### RECORDS SUPPLIED
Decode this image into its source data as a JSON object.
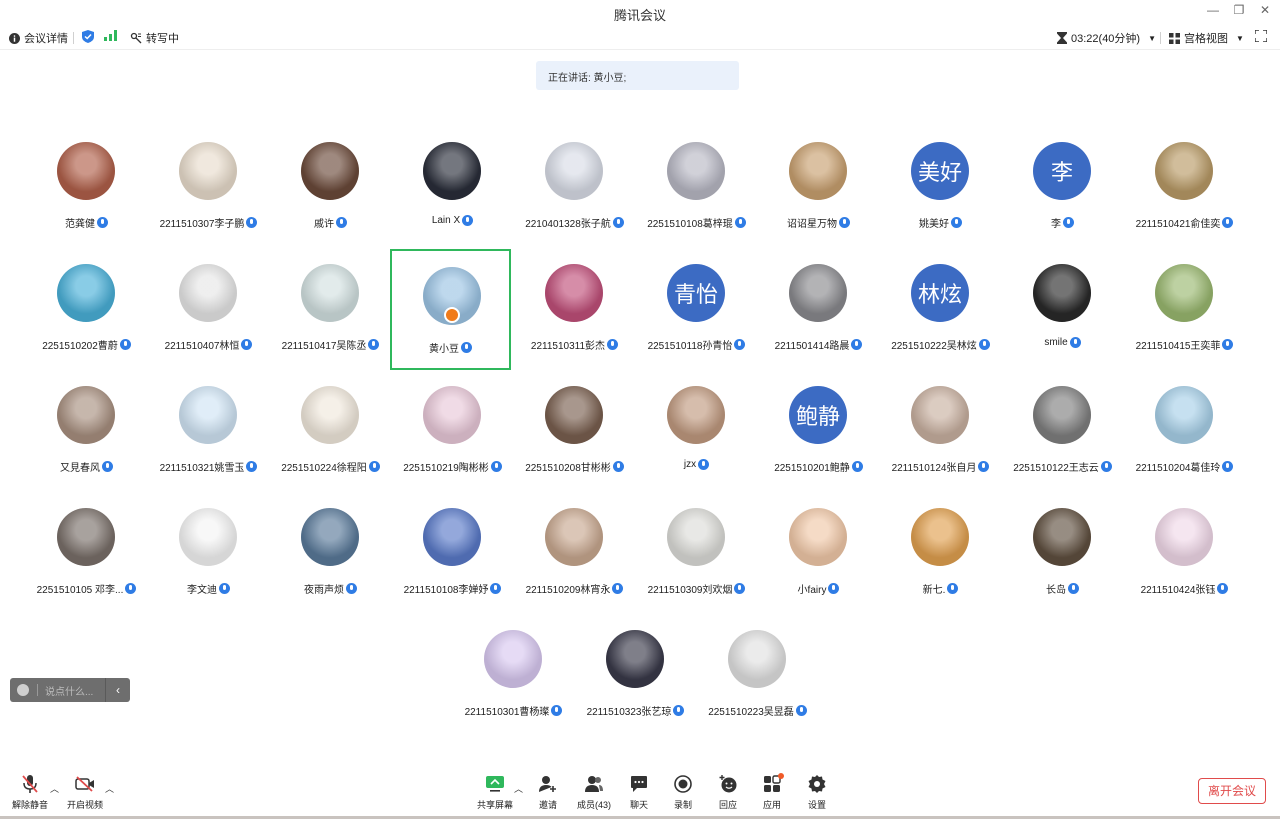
{
  "window": {
    "title": "腾讯会议"
  },
  "toolbar": {
    "meeting_info": "会议详情",
    "transcribing": "转写中",
    "timer": "03:22(40分钟)",
    "view_mode": "宫格视图"
  },
  "speaking_banner": "正在讲话: 黄小豆;",
  "participants": [
    {
      "name": "范龚健",
      "avatar_text": "",
      "color": "#b0604a"
    },
    {
      "name": "2211510307李子鹏",
      "avatar_text": "",
      "color": "#e8dccc"
    },
    {
      "name": "戚许",
      "avatar_text": "",
      "color": "#6b4a3a"
    },
    {
      "name": "Lain X",
      "avatar_text": "",
      "color": "#2a2e3a"
    },
    {
      "name": "2210401328张子航",
      "avatar_text": "",
      "color": "#d8dce6"
    },
    {
      "name": "2251510108葛梓琨",
      "avatar_text": "",
      "color": "#b8b8c4"
    },
    {
      "name": "诏诏星万物",
      "avatar_text": "",
      "color": "#c8a070"
    },
    {
      "name": "姚美好",
      "avatar_text": "美好",
      "color": "#3c6bc3"
    },
    {
      "name": "李",
      "avatar_text": "李",
      "color": "#3c6bc3"
    },
    {
      "name": "2211510421俞佳奕",
      "avatar_text": "",
      "color": "#b89a66"
    },
    {
      "name": "2251510202曹蔚",
      "avatar_text": "",
      "color": "#4ab0d8"
    },
    {
      "name": "2211510407林恒",
      "avatar_text": "",
      "color": "#e6e6e6"
    },
    {
      "name": "2211510417吴陈丞",
      "avatar_text": "",
      "color": "#d2e0e0"
    },
    {
      "name": "黄小豆",
      "avatar_text": "",
      "color": "#9cc4e4"
    },
    {
      "name": "2211510311彭杰",
      "avatar_text": "",
      "color": "#c0507a"
    },
    {
      "name": "2251510118孙青怡",
      "avatar_text": "青怡",
      "color": "#3c6bc3"
    },
    {
      "name": "2211501414路晨",
      "avatar_text": "",
      "color": "#8a8a8e"
    },
    {
      "name": "2251510222吴林炫",
      "avatar_text": "林炫",
      "color": "#3c6bc3"
    },
    {
      "name": "smile",
      "avatar_text": "",
      "color": "#2a2a2a"
    },
    {
      "name": "2211510415王奕菲",
      "avatar_text": "",
      "color": "#9ab870"
    },
    {
      "name": "又見春风",
      "avatar_text": "",
      "color": "#a89080"
    },
    {
      "name": "2211510321姚雪玉",
      "avatar_text": "",
      "color": "#d0e4f4"
    },
    {
      "name": "2251510224徐程阳",
      "avatar_text": "",
      "color": "#f0e8dc"
    },
    {
      "name": "2251510219陶彬彬",
      "avatar_text": "",
      "color": "#e8c8d8"
    },
    {
      "name": "2251510208甘彬彬",
      "avatar_text": "",
      "color": "#7a6050"
    },
    {
      "name": "jzx",
      "avatar_text": "",
      "color": "#c09a80"
    },
    {
      "name": "2251510201鲍静",
      "avatar_text": "鲍静",
      "color": "#3c6bc3"
    },
    {
      "name": "2211510124张自月",
      "avatar_text": "",
      "color": "#c8b0a0"
    },
    {
      "name": "2251510122王志云",
      "avatar_text": "",
      "color": "#808080"
    },
    {
      "name": "2211510204葛佳玲",
      "avatar_text": "",
      "color": "#a8d0e8"
    },
    {
      "name": "2251510105 邓李...",
      "avatar_text": "",
      "color": "#7a706a"
    },
    {
      "name": "李文迪",
      "avatar_text": "",
      "color": "#f4f4f4"
    },
    {
      "name": "夜雨声烦",
      "avatar_text": "",
      "color": "#5a7a9a"
    },
    {
      "name": "2211510108李婵妤",
      "avatar_text": "",
      "color": "#5a7ac8"
    },
    {
      "name": "2211510209林宵永",
      "avatar_text": "",
      "color": "#c8a890"
    },
    {
      "name": "2211510309刘欢烟",
      "avatar_text": "",
      "color": "#dcdcd8"
    },
    {
      "name": "小fairy",
      "avatar_text": "",
      "color": "#f0c8a8"
    },
    {
      "name": "新七.",
      "avatar_text": "",
      "color": "#e0a050"
    },
    {
      "name": "长岛",
      "avatar_text": "",
      "color": "#605040"
    },
    {
      "name": "2211510424张钰",
      "avatar_text": "",
      "color": "#f0d8e8"
    },
    {
      "name": "2211510301曹杨璨",
      "avatar_text": "",
      "color": "#d8c8f0"
    },
    {
      "name": "2211510323张艺琼",
      "avatar_text": "",
      "color": "#3a3a4a"
    },
    {
      "name": "2251510223吴昱磊",
      "avatar_text": "",
      "color": "#e0e0e0"
    }
  ],
  "chat_input": {
    "placeholder": "说点什么..."
  },
  "bottom": {
    "unmute": "解除静音",
    "start_video": "开启视频",
    "share_screen": "共享屏幕",
    "invite": "邀请",
    "members": "成员(43)",
    "chat": "聊天",
    "record": "录制",
    "react": "回应",
    "apps": "应用",
    "settings": "设置",
    "leave": "离开会议"
  }
}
######
• CHALLENGE:
Return the listing above in full and without alteration, excluding its pictures.

• ANSWER TO THIS TASK:
Decode this image into its source data as a JSON object.
{
  "window": {
    "title": "腾讯会议"
  },
  "toolbar": {
    "meeting_info": "会议详情",
    "transcribing": "转写中",
    "timer": "03:22(40分钟)",
    "view_mode": "宫格视图"
  },
  "speaking_banner": "正在讲话: 黄小豆;",
  "participants": [
    {
      "name": "范龚健",
      "avatar_text": "",
      "color": "#b0604a"
    },
    {
      "name": "2211510307李子鹏",
      "avatar_text": "",
      "color": "#e8dccc"
    },
    {
      "name": "戚许",
      "avatar_text": "",
      "color": "#6b4a3a"
    },
    {
      "name": "Lain X",
      "avatar_text": "",
      "color": "#2a2e3a"
    },
    {
      "name": "2210401328张子航",
      "avatar_text": "",
      "color": "#d8dce6"
    },
    {
      "name": "2251510108葛梓琨",
      "avatar_text": "",
      "color": "#b8b8c4"
    },
    {
      "name": "诏诏星万物",
      "avatar_text": "",
      "color": "#c8a070"
    },
    {
      "name": "姚美好",
      "avatar_text": "美好",
      "color": "#3c6bc3"
    },
    {
      "name": "李",
      "avatar_text": "李",
      "color": "#3c6bc3"
    },
    {
      "name": "2211510421俞佳奕",
      "avatar_text": "",
      "color": "#b89a66"
    },
    {
      "name": "2251510202曹蔚",
      "avatar_text": "",
      "color": "#4ab0d8"
    },
    {
      "name": "2211510407林恒",
      "avatar_text": "",
      "color": "#e6e6e6"
    },
    {
      "name": "2211510417吴陈丞",
      "avatar_text": "",
      "color": "#d2e0e0"
    },
    {
      "name": "黄小豆",
      "avatar_text": "",
      "color": "#9cc4e4"
    },
    {
      "name": "2211510311彭杰",
      "avatar_text": "",
      "color": "#c0507a"
    },
    {
      "name": "2251510118孙青怡",
      "avatar_text": "青怡",
      "color": "#3c6bc3"
    },
    {
      "name": "2211501414路晨",
      "avatar_text": "",
      "color": "#8a8a8e"
    },
    {
      "name": "2251510222吴林炫",
      "avatar_text": "林炫",
      "color": "#3c6bc3"
    },
    {
      "name": "smile",
      "avatar_text": "",
      "color": "#2a2a2a"
    },
    {
      "name": "2211510415王奕菲",
      "avatar_text": "",
      "color": "#9ab870"
    },
    {
      "name": "又見春风",
      "avatar_text": "",
      "color": "#a89080"
    },
    {
      "name": "2211510321姚雪玉",
      "avatar_text": "",
      "color": "#d0e4f4"
    },
    {
      "name": "2251510224徐程阳",
      "avatar_text": "",
      "color": "#f0e8dc"
    },
    {
      "name": "2251510219陶彬彬",
      "avatar_text": "",
      "color": "#e8c8d8"
    },
    {
      "name": "2251510208甘彬彬",
      "avatar_text": "",
      "color": "#7a6050"
    },
    {
      "name": "jzx",
      "avatar_text": "",
      "color": "#c09a80"
    },
    {
      "name": "2251510201鲍静",
      "avatar_text": "鲍静",
      "color": "#3c6bc3"
    },
    {
      "name": "2211510124张自月",
      "avatar_text": "",
      "color": "#c8b0a0"
    },
    {
      "name": "2251510122王志云",
      "avatar_text": "",
      "color": "#808080"
    },
    {
      "name": "2211510204葛佳玲",
      "avatar_text": "",
      "color": "#a8d0e8"
    },
    {
      "name": "2251510105 邓李...",
      "avatar_text": "",
      "color": "#7a706a"
    },
    {
      "name": "李文迪",
      "avatar_text": "",
      "color": "#f4f4f4"
    },
    {
      "name": "夜雨声烦",
      "avatar_text": "",
      "color": "#5a7a9a"
    },
    {
      "name": "2211510108李婵妤",
      "avatar_text": "",
      "color": "#5a7ac8"
    },
    {
      "name": "2211510209林宵永",
      "avatar_text": "",
      "color": "#c8a890"
    },
    {
      "name": "2211510309刘欢烟",
      "avatar_text": "",
      "color": "#dcdcd8"
    },
    {
      "name": "小fairy",
      "avatar_text": "",
      "color": "#f0c8a8"
    },
    {
      "name": "新七.",
      "avatar_text": "",
      "color": "#e0a050"
    },
    {
      "name": "长岛",
      "avatar_text": "",
      "color": "#605040"
    },
    {
      "name": "2211510424张钰",
      "avatar_text": "",
      "color": "#f0d8e8"
    },
    {
      "name": "2211510301曹杨璨",
      "avatar_text": "",
      "color": "#d8c8f0"
    },
    {
      "name": "2211510323张艺琼",
      "avatar_text": "",
      "color": "#3a3a4a"
    },
    {
      "name": "2251510223吴昱磊",
      "avatar_text": "",
      "color": "#e0e0e0"
    }
  ],
  "chat_input": {
    "placeholder": "说点什么..."
  },
  "bottom": {
    "unmute": "解除静音",
    "start_video": "开启视频",
    "share_screen": "共享屏幕",
    "invite": "邀请",
    "members": "成员(43)",
    "chat": "聊天",
    "record": "录制",
    "react": "回应",
    "apps": "应用",
    "settings": "设置",
    "leave": "离开会议"
  }
}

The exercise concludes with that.